* AIM OF THE EXERCISE:
Give the count of lines in the data that include the string "erwarten", with no added remarks.

* TASK DATA:

* begin *

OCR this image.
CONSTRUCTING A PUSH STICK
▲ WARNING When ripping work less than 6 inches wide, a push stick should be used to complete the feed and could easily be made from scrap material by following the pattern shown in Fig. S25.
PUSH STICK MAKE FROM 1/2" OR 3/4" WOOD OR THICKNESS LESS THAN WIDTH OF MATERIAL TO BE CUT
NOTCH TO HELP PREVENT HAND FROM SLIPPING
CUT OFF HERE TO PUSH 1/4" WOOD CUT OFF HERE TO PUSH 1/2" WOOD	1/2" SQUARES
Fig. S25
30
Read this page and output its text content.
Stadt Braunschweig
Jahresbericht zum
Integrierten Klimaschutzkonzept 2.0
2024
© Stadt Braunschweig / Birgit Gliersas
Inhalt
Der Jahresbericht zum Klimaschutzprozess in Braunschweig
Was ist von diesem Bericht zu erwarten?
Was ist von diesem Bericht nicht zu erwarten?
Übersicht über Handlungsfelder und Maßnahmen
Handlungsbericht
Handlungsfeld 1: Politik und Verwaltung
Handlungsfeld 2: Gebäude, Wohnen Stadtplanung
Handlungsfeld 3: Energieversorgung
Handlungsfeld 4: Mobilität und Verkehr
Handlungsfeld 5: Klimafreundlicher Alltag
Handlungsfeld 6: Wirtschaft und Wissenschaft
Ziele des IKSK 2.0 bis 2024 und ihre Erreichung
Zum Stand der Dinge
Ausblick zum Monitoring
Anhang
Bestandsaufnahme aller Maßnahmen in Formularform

* end *
* begin *

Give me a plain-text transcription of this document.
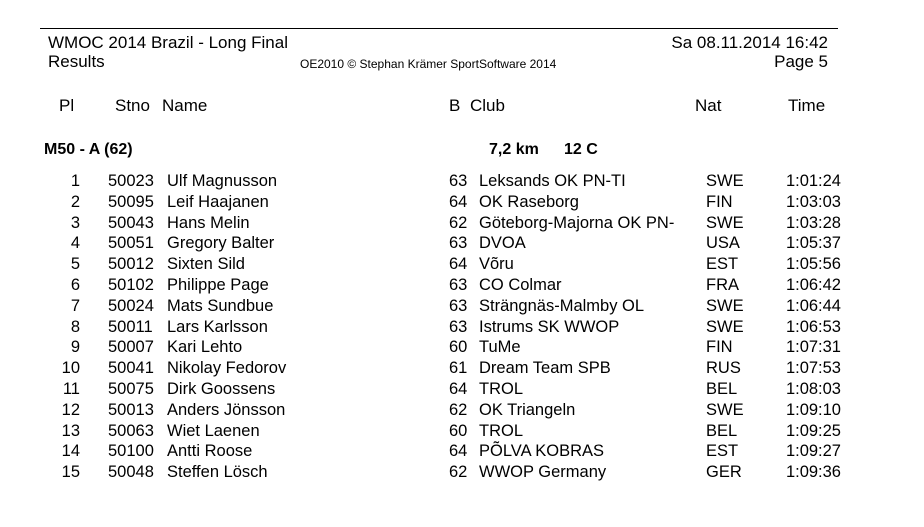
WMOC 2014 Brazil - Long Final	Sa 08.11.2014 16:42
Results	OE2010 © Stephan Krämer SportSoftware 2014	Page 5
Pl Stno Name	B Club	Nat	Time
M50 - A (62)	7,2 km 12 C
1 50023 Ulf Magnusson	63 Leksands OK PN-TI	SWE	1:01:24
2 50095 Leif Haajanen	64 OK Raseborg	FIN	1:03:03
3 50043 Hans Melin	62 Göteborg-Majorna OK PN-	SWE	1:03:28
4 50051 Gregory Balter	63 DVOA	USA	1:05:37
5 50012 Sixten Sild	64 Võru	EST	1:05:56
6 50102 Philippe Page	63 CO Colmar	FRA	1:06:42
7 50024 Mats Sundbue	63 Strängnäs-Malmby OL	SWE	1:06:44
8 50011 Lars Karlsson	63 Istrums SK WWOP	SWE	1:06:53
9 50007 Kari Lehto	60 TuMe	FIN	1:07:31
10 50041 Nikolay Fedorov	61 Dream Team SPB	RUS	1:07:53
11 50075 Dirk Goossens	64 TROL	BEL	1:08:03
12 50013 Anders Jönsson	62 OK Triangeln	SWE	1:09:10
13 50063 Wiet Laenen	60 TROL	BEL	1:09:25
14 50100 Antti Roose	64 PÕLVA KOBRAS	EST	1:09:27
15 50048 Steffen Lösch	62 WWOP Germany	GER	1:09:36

* end *
* begin *

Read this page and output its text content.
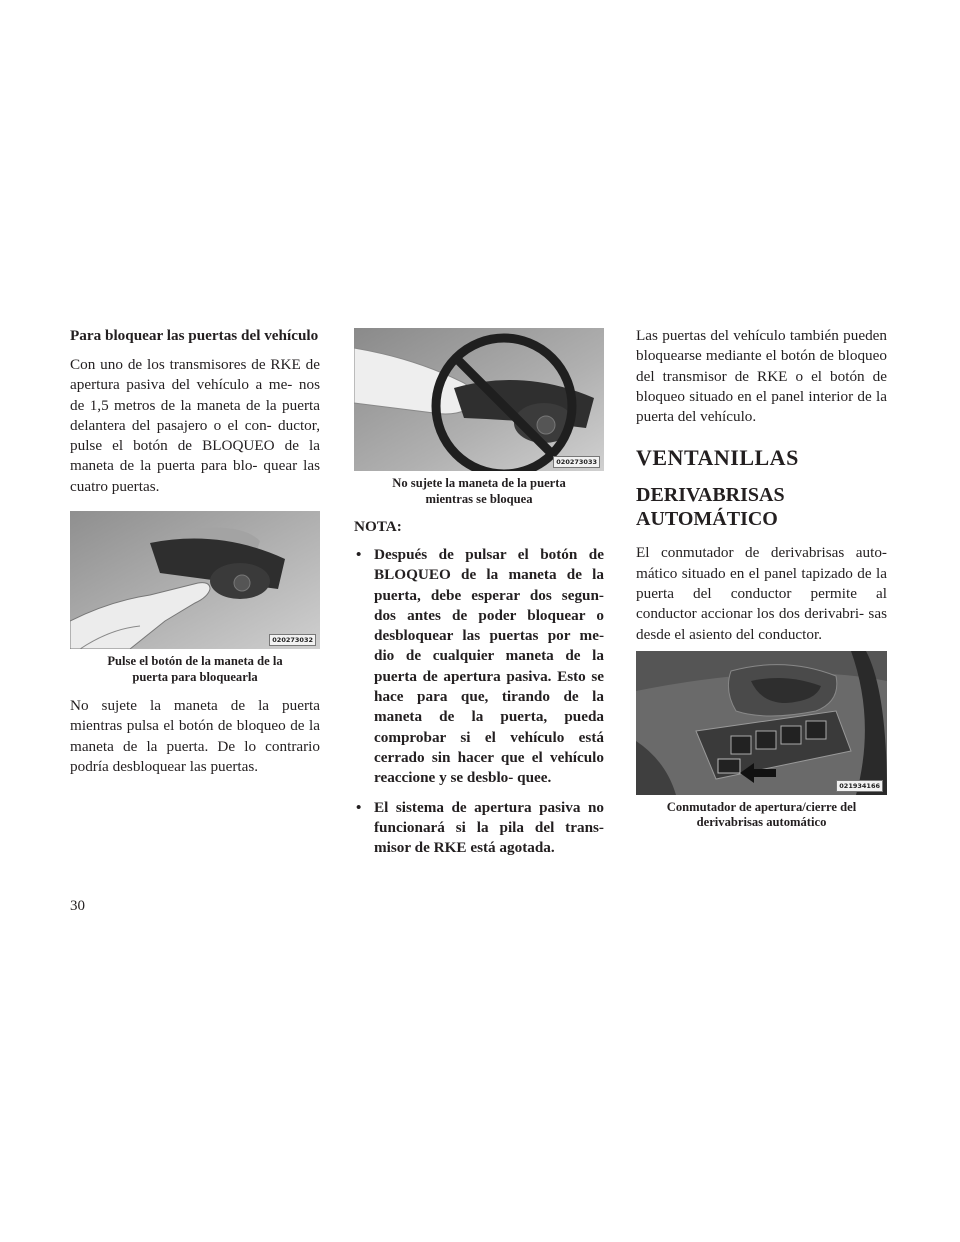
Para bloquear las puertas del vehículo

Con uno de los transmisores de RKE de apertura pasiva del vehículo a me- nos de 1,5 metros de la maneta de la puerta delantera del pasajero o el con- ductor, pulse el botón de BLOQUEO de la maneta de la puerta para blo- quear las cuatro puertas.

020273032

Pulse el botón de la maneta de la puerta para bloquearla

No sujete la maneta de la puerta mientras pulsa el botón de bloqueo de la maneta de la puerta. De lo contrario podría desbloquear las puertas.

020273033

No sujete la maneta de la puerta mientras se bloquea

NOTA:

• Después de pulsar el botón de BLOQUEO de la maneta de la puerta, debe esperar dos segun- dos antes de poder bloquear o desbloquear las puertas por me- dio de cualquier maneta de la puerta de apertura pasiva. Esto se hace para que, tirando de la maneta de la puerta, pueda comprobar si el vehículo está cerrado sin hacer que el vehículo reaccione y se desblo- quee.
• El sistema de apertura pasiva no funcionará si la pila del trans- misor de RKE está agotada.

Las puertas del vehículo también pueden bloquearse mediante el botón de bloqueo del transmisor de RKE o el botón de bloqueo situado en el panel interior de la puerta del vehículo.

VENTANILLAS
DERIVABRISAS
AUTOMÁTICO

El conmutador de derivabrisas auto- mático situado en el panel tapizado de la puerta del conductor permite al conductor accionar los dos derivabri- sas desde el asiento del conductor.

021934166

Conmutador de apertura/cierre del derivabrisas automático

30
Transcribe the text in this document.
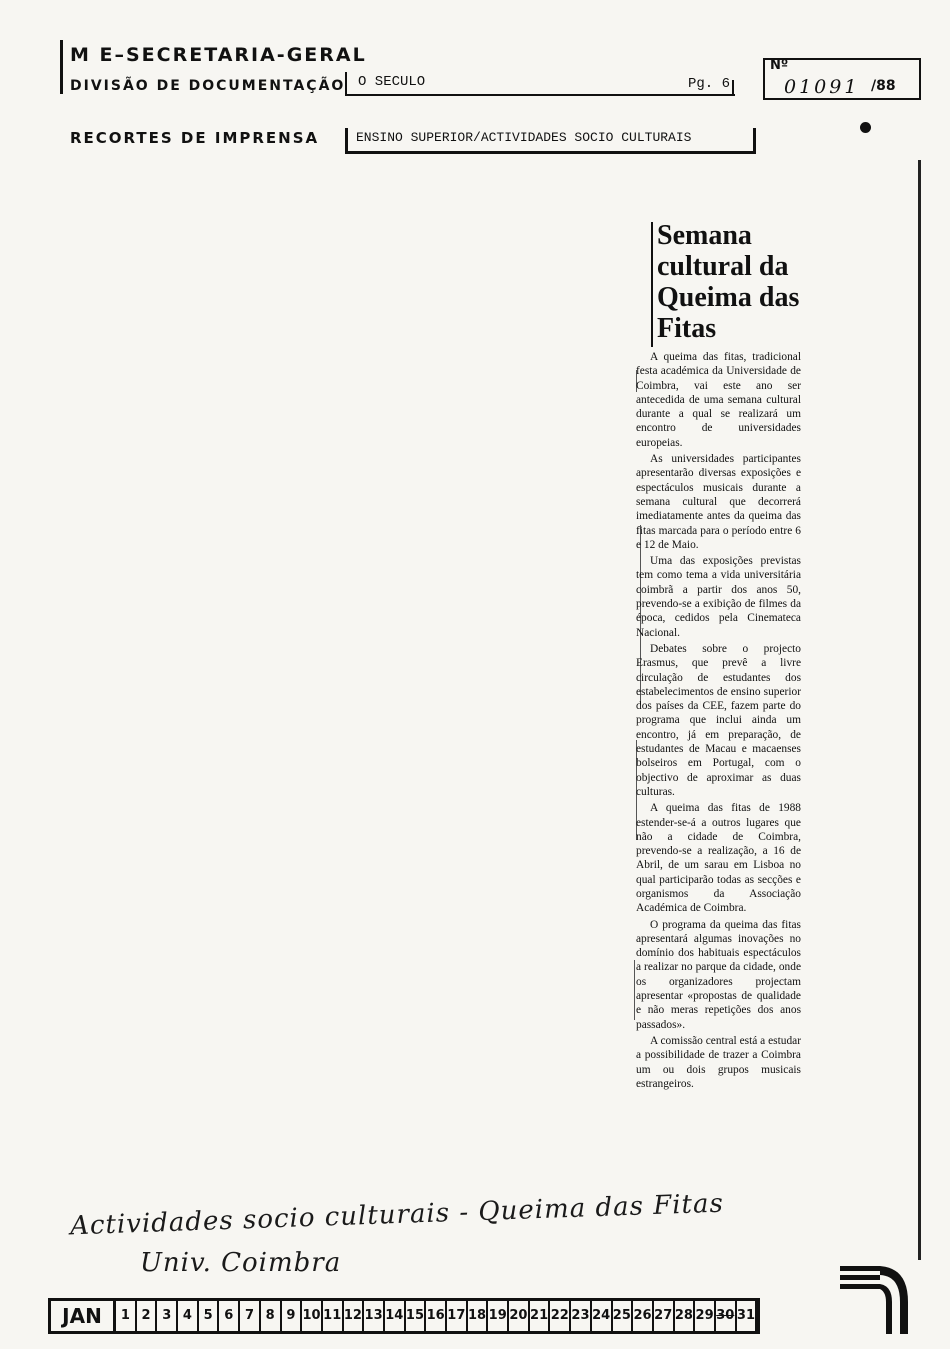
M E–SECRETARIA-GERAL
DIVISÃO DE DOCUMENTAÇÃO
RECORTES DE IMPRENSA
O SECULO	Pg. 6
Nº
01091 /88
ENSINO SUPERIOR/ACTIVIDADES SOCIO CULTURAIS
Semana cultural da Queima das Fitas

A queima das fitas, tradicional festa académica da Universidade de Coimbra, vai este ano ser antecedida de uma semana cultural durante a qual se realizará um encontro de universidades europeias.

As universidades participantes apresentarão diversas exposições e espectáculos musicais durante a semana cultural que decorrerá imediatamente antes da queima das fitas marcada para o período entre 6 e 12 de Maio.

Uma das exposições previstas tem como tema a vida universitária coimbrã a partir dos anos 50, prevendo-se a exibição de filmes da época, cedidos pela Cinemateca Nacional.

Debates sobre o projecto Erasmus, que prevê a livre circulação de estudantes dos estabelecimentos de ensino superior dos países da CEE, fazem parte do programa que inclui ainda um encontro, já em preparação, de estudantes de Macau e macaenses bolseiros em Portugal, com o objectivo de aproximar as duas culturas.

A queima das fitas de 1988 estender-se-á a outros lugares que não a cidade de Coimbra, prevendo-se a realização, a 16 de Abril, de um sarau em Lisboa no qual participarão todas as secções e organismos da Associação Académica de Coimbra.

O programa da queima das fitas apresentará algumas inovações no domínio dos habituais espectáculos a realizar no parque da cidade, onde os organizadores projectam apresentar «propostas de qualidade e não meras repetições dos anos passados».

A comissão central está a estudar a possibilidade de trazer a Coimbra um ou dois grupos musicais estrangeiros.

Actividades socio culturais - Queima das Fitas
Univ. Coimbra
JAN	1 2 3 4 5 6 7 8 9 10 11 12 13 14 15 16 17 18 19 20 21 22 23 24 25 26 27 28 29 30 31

* end *

* TASK RESPONSE:
2